▶ [Work to be completed] Work out the number of lines containing "Less". Give that number alone.

===== Dataset records

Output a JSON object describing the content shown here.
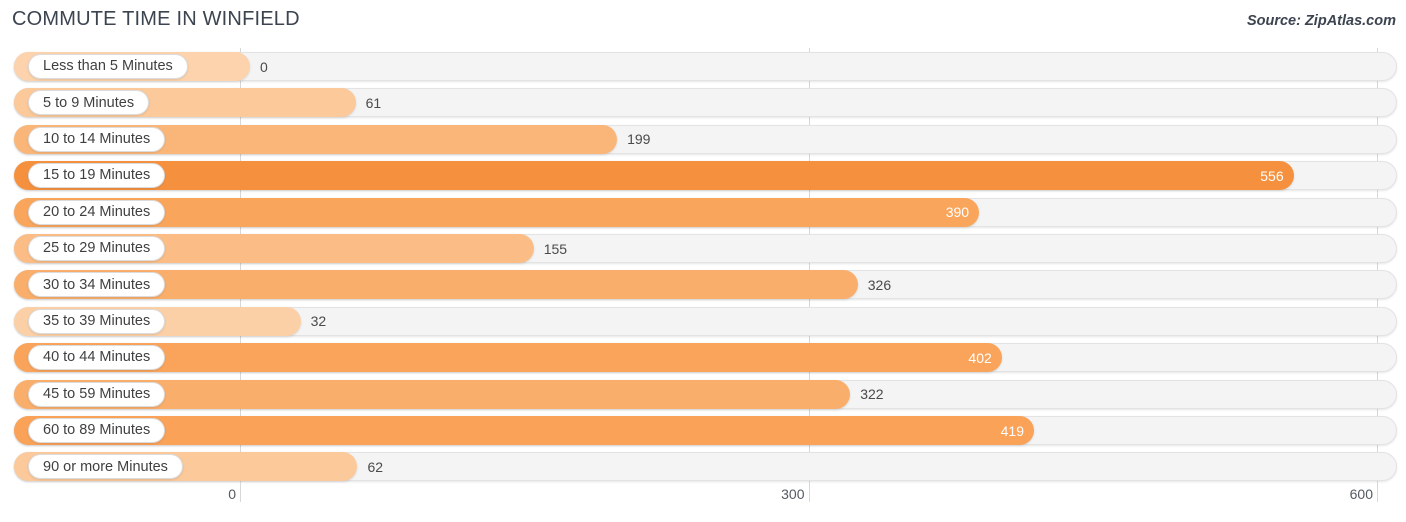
{
  "header": {
    "title": "COMMUTE TIME IN WINFIELD",
    "source": "Source: ZipAtlas.com"
  },
  "colors": {
    "bar_high": "#F5913E",
    "bar_mid_high": "#F9A55C",
    "bar_mid": "#FAAE6B",
    "bar_low": "#FBC99A",
    "bar_lowest": "#FCD3AC",
    "track": "#f4f4f4",
    "gridline": "#d8d8d8",
    "text": "#3c4450"
  },
  "axis": {
    "ticks": [
      {
        "label": "0",
        "value": 0
      },
      {
        "label": "300",
        "value": 300
      },
      {
        "label": "600",
        "value": 600
      }
    ],
    "min": 0,
    "max": 600
  },
  "chart_data": {
    "type": "bar",
    "orientation": "horizontal",
    "title": "COMMUTE TIME IN WINFIELD",
    "subtitle": "",
    "xlabel": "",
    "ylabel": "",
    "xlim": [
      0,
      600
    ],
    "grid": true,
    "legend": false,
    "source": "Source: ZipAtlas.com",
    "categories": [
      "Less than 5 Minutes",
      "5 to 9 Minutes",
      "10 to 14 Minutes",
      "15 to 19 Minutes",
      "20 to 24 Minutes",
      "25 to 29 Minutes",
      "30 to 34 Minutes",
      "35 to 39 Minutes",
      "40 to 44 Minutes",
      "45 to 59 Minutes",
      "60 to 89 Minutes",
      "90 or more Minutes"
    ],
    "values": [
      0,
      61,
      199,
      556,
      390,
      155,
      326,
      32,
      402,
      322,
      419,
      62
    ],
    "value_labels": [
      "0",
      "61",
      "199",
      "556",
      "390",
      "155",
      "326",
      "32",
      "402",
      "322",
      "419",
      "62"
    ]
  },
  "rows": [
    {
      "label": "Less than 5 Minutes",
      "value": 0,
      "value_label": "0",
      "color": "#FCD3AC",
      "label_inside": false
    },
    {
      "label": "5 to 9 Minutes",
      "value": 61,
      "value_label": "61",
      "color": "#FBC99A",
      "label_inside": false
    },
    {
      "label": "10 to 14 Minutes",
      "value": 199,
      "value_label": "199",
      "color": "#FAB678",
      "label_inside": false
    },
    {
      "label": "15 to 19 Minutes",
      "value": 556,
      "value_label": "556",
      "color": "#F5913E",
      "label_inside": true
    },
    {
      "label": "20 to 24 Minutes",
      "value": 390,
      "value_label": "390",
      "color": "#F9A55C",
      "label_inside": true
    },
    {
      "label": "25 to 29 Minutes",
      "value": 155,
      "value_label": "155",
      "color": "#FBBD85",
      "label_inside": false
    },
    {
      "label": "30 to 34 Minutes",
      "value": 326,
      "value_label": "326",
      "color": "#FAAE6B",
      "label_inside": false
    },
    {
      "label": "35 to 39 Minutes",
      "value": 32,
      "value_label": "32",
      "color": "#FCD0A6",
      "label_inside": false
    },
    {
      "label": "40 to 44 Minutes",
      "value": 402,
      "value_label": "402",
      "color": "#F9A45A",
      "label_inside": true
    },
    {
      "label": "45 to 59 Minutes",
      "value": 322,
      "value_label": "322",
      "color": "#FAAE6B",
      "label_inside": false
    },
    {
      "label": "60 to 89 Minutes",
      "value": 419,
      "value_label": "419",
      "color": "#F9A258",
      "label_inside": true
    },
    {
      "label": "90 or more Minutes",
      "value": 62,
      "value_label": "62",
      "color": "#FBC99A",
      "label_inside": false
    }
  ]
}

==========

▶ [Reply to the task] 2